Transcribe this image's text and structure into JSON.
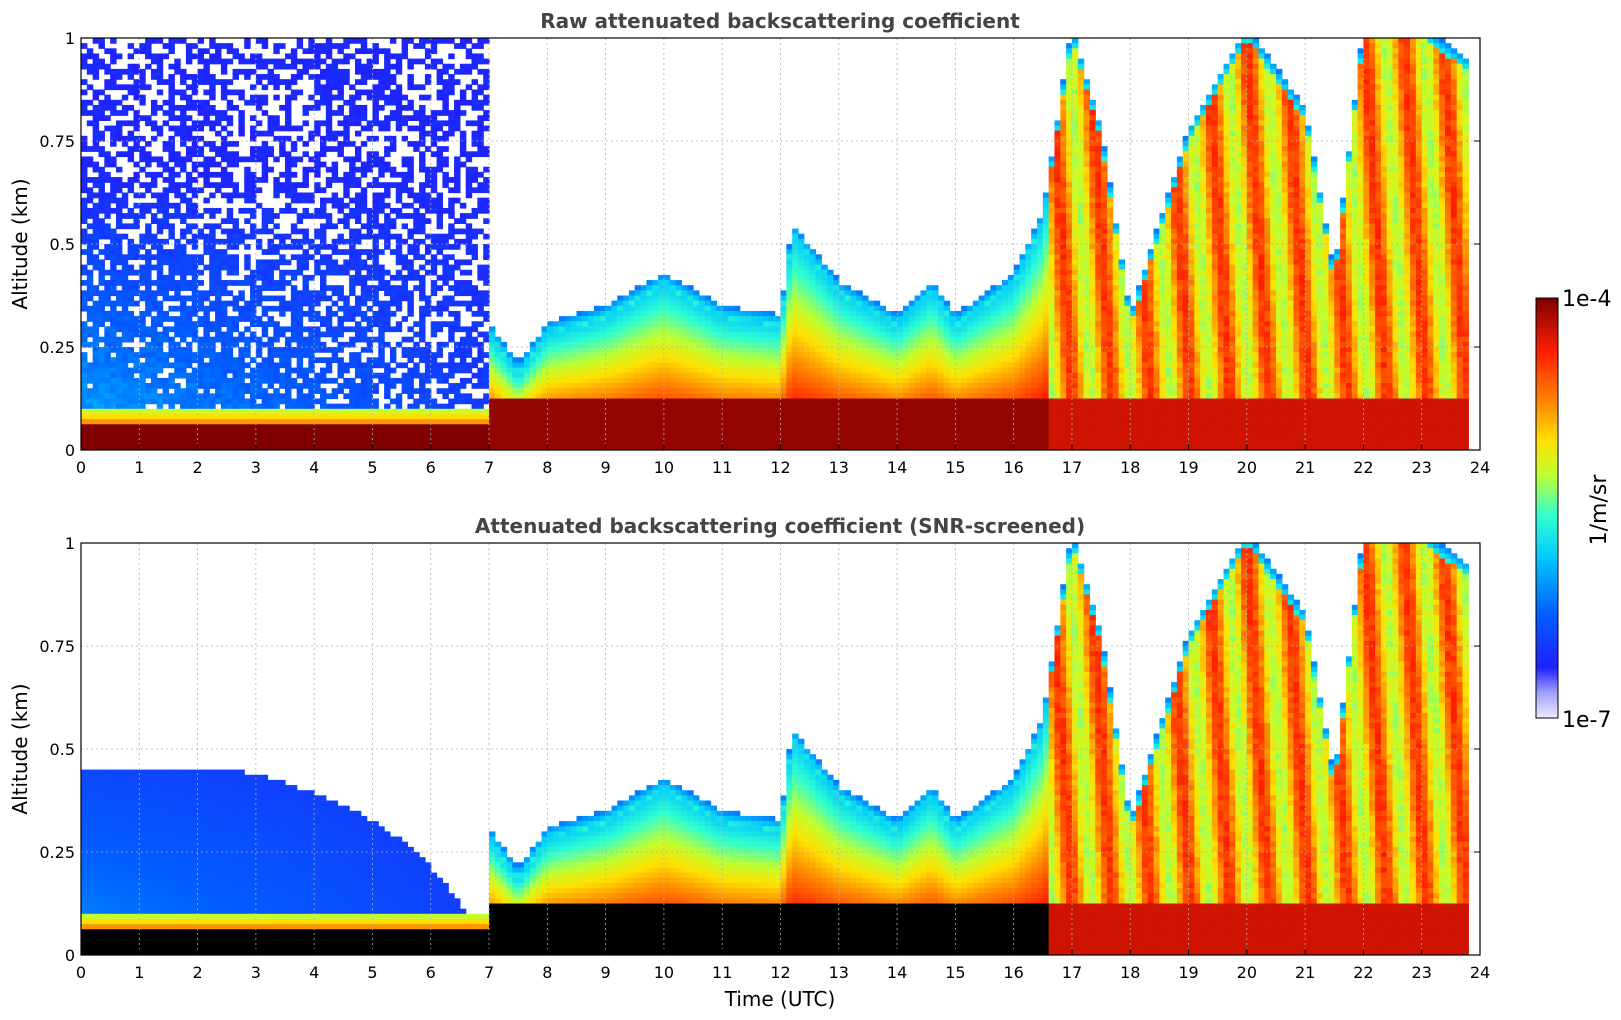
{
  "chart_data": [
    {
      "type": "heatmap",
      "title": "Raw attenuated backscattering coefficient",
      "xlabel": "",
      "ylabel": "Altitude (km)",
      "xlim": [
        0,
        24
      ],
      "ylim": [
        0,
        1
      ],
      "x_ticks": [
        "0",
        "1",
        "2",
        "3",
        "4",
        "5",
        "6",
        "7",
        "8",
        "9",
        "10",
        "11",
        "12",
        "13",
        "14",
        "15",
        "16",
        "17",
        "18",
        "19",
        "20",
        "21",
        "22",
        "23",
        "24"
      ],
      "y_ticks": [
        "0",
        "0.25",
        "0.5",
        "0.75",
        "1"
      ],
      "grid": true,
      "colormap": "jet",
      "screened": false,
      "time_features_utc": [
        7.0,
        12.2,
        16.8,
        17.2,
        19.5,
        20.0,
        21.6,
        22.4,
        23.4
      ],
      "boundary_layer_top_km": [
        [
          0,
          0.1
        ],
        [
          1,
          0.1
        ],
        [
          2,
          0.1
        ],
        [
          3,
          0.1
        ],
        [
          4,
          0.1
        ],
        [
          5,
          0.1
        ],
        [
          6,
          0.1
        ],
        [
          7,
          0.28
        ],
        [
          7.5,
          0.18
        ],
        [
          8,
          0.28
        ],
        [
          9,
          0.32
        ],
        [
          10,
          0.4
        ],
        [
          11,
          0.32
        ],
        [
          12,
          0.3
        ],
        [
          12.2,
          0.52
        ],
        [
          13,
          0.38
        ],
        [
          14,
          0.3
        ],
        [
          14.6,
          0.38
        ],
        [
          15,
          0.3
        ],
        [
          16,
          0.4
        ],
        [
          16.5,
          0.55
        ],
        [
          17,
          1.0
        ],
        [
          17.5,
          0.75
        ],
        [
          18,
          0.3
        ],
        [
          19,
          0.75
        ],
        [
          20,
          1.0
        ],
        [
          21,
          0.8
        ],
        [
          21.5,
          0.4
        ],
        [
          22,
          1.0
        ],
        [
          23,
          1.0
        ],
        [
          24,
          0.9
        ]
      ]
    },
    {
      "type": "heatmap",
      "title": "Attenuated backscattering coefficient (SNR-screened)",
      "xlabel": "Time (UTC)",
      "ylabel": "Altitude (km)",
      "xlim": [
        0,
        24
      ],
      "ylim": [
        0,
        1
      ],
      "x_ticks": [
        "0",
        "1",
        "2",
        "3",
        "4",
        "5",
        "6",
        "7",
        "8",
        "9",
        "10",
        "11",
        "12",
        "13",
        "14",
        "15",
        "16",
        "17",
        "18",
        "19",
        "20",
        "21",
        "22",
        "23",
        "24"
      ],
      "y_ticks": [
        "0",
        "0.25",
        "0.5",
        "0.75",
        "1"
      ],
      "grid": true,
      "colormap": "jet",
      "screened": true,
      "masked_color": "#000000"
    }
  ],
  "colorbar": {
    "label": "1/m/sr",
    "max_label": "1e-4",
    "min_label": "1e-7",
    "scale": "log",
    "range": [
      1e-07,
      0.0001
    ]
  },
  "colors": {
    "jet_dark_red": "#800000",
    "jet_red": "#ff2000",
    "jet_orange": "#ff9000",
    "jet_yellow": "#e8ff10",
    "jet_cyan": "#20e8e0",
    "jet_blue": "#0030ff",
    "low_lavender": "#e8e8ff",
    "masked_black": "#000000"
  }
}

_ _ _ _ _

◆ Problem requirements:
Transcribe the entries above verbatim, omitting their pictures.

◆ Response to the task:
Transcribe this image's text and structure into JSON.
{
  "chart_data": [
    {
      "type": "heatmap",
      "title": "Raw attenuated backscattering coefficient",
      "xlabel": "",
      "ylabel": "Altitude (km)",
      "xlim": [
        0,
        24
      ],
      "ylim": [
        0,
        1
      ],
      "x_ticks": [
        "0",
        "1",
        "2",
        "3",
        "4",
        "5",
        "6",
        "7",
        "8",
        "9",
        "10",
        "11",
        "12",
        "13",
        "14",
        "15",
        "16",
        "17",
        "18",
        "19",
        "20",
        "21",
        "22",
        "23",
        "24"
      ],
      "y_ticks": [
        "0",
        "0.25",
        "0.5",
        "0.75",
        "1"
      ],
      "grid": true,
      "colormap": "jet",
      "screened": false,
      "time_features_utc": [
        7.0,
        12.2,
        16.8,
        17.2,
        19.5,
        20.0,
        21.6,
        22.4,
        23.4
      ],
      "boundary_layer_top_km": [
        [
          0,
          0.1
        ],
        [
          1,
          0.1
        ],
        [
          2,
          0.1
        ],
        [
          3,
          0.1
        ],
        [
          4,
          0.1
        ],
        [
          5,
          0.1
        ],
        [
          6,
          0.1
        ],
        [
          7,
          0.28
        ],
        [
          7.5,
          0.18
        ],
        [
          8,
          0.28
        ],
        [
          9,
          0.32
        ],
        [
          10,
          0.4
        ],
        [
          11,
          0.32
        ],
        [
          12,
          0.3
        ],
        [
          12.2,
          0.52
        ],
        [
          13,
          0.38
        ],
        [
          14,
          0.3
        ],
        [
          14.6,
          0.38
        ],
        [
          15,
          0.3
        ],
        [
          16,
          0.4
        ],
        [
          16.5,
          0.55
        ],
        [
          17,
          1.0
        ],
        [
          17.5,
          0.75
        ],
        [
          18,
          0.3
        ],
        [
          19,
          0.75
        ],
        [
          20,
          1.0
        ],
        [
          21,
          0.8
        ],
        [
          21.5,
          0.4
        ],
        [
          22,
          1.0
        ],
        [
          23,
          1.0
        ],
        [
          24,
          0.9
        ]
      ]
    },
    {
      "type": "heatmap",
      "title": "Attenuated backscattering coefficient (SNR-screened)",
      "xlabel": "Time (UTC)",
      "ylabel": "Altitude (km)",
      "xlim": [
        0,
        24
      ],
      "ylim": [
        0,
        1
      ],
      "x_ticks": [
        "0",
        "1",
        "2",
        "3",
        "4",
        "5",
        "6",
        "7",
        "8",
        "9",
        "10",
        "11",
        "12",
        "13",
        "14",
        "15",
        "16",
        "17",
        "18",
        "19",
        "20",
        "21",
        "22",
        "23",
        "24"
      ],
      "y_ticks": [
        "0",
        "0.25",
        "0.5",
        "0.75",
        "1"
      ],
      "grid": true,
      "colormap": "jet",
      "screened": true,
      "masked_color": "#000000"
    }
  ],
  "colorbar": {
    "label": "1/m/sr",
    "max_label": "1e-4",
    "min_label": "1e-7",
    "scale": "log",
    "range": [
      1e-07,
      0.0001
    ]
  },
  "colors": {
    "jet_dark_red": "#800000",
    "jet_red": "#ff2000",
    "jet_orange": "#ff9000",
    "jet_yellow": "#e8ff10",
    "jet_cyan": "#20e8e0",
    "jet_blue": "#0030ff",
    "low_lavender": "#e8e8ff",
    "masked_black": "#000000"
  }
}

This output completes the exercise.